▶ _Work instructions_:
Answer these questions about the forum post on using Divide.bat:
(a) What Integer maximum does the post give?
(b) Whose code supplies the total line length (Data + EOL)?
(c) What result and leftover does the command dividing 24627956 by 985 return?

▶ _Supplied text_:

━━━

I was thinking about making this post a separate thread but since it is going to be integrated into this one script I am just going to post it here.

As I said in my last post I am going to use Judago's Divide.bat to calculate the number of lines because we may run into file sizes that are larger than the Integer maximum of 2147483647. Going to take the total line length (Data + EOL) from the code that Dave gave me and divide that into the file size.

With Judago's script is does seem to return the correct MOD (remainder) when you do specify the number of decimals places to be zero.

Code: Select all

E:\batch files\HEAD>divide.bat 24627955 / 985 "" 0
25003 - Leftover: (this isn't always the mod result)

E:\batch files\HEAD>divide.bat 24627956 / 985 "" 0
25003 - Leftover:1 (this isn't always the mod result)

━━━

▶ _Given entries_:
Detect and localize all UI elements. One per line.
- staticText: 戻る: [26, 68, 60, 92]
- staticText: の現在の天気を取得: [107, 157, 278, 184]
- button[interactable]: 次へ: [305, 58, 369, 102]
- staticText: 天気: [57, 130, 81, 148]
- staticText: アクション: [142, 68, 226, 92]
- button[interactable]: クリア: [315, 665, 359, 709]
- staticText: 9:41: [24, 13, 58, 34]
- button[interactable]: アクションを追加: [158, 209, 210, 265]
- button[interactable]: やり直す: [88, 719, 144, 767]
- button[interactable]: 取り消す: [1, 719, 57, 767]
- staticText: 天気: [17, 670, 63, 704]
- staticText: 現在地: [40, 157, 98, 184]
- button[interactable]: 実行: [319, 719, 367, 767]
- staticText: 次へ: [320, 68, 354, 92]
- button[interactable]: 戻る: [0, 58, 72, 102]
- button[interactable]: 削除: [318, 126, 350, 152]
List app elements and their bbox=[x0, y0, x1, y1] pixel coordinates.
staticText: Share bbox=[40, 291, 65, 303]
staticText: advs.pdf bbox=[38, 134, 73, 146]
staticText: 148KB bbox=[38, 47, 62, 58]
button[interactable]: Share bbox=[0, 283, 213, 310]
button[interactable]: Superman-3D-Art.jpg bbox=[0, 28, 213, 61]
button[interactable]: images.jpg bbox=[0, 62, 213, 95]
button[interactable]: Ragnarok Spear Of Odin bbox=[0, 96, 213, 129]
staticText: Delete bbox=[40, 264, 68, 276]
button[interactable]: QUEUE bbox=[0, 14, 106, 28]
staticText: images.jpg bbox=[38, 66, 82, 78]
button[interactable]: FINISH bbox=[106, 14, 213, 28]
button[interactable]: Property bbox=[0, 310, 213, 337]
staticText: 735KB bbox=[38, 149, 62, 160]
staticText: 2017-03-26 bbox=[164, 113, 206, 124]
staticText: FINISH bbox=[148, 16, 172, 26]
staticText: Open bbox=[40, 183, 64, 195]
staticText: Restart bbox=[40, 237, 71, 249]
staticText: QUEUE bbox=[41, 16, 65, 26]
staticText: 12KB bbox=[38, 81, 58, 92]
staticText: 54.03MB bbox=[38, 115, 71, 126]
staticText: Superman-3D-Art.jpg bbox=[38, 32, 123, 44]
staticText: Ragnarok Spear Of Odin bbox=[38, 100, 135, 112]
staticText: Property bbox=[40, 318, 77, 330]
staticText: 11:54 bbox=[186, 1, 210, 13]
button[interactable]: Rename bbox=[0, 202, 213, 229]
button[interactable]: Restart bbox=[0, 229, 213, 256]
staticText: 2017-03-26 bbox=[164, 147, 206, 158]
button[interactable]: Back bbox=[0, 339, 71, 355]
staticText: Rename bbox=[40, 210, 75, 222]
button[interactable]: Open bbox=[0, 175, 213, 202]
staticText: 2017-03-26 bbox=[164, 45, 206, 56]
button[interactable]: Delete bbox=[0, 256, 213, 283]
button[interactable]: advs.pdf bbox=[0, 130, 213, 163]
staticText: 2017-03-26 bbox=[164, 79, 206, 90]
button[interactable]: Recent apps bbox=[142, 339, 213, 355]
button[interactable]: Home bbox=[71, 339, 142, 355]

━━━

▶ _Written answer_:
(a) 2147483647
(b) Dave's
(c) 25003, with a leftover of 1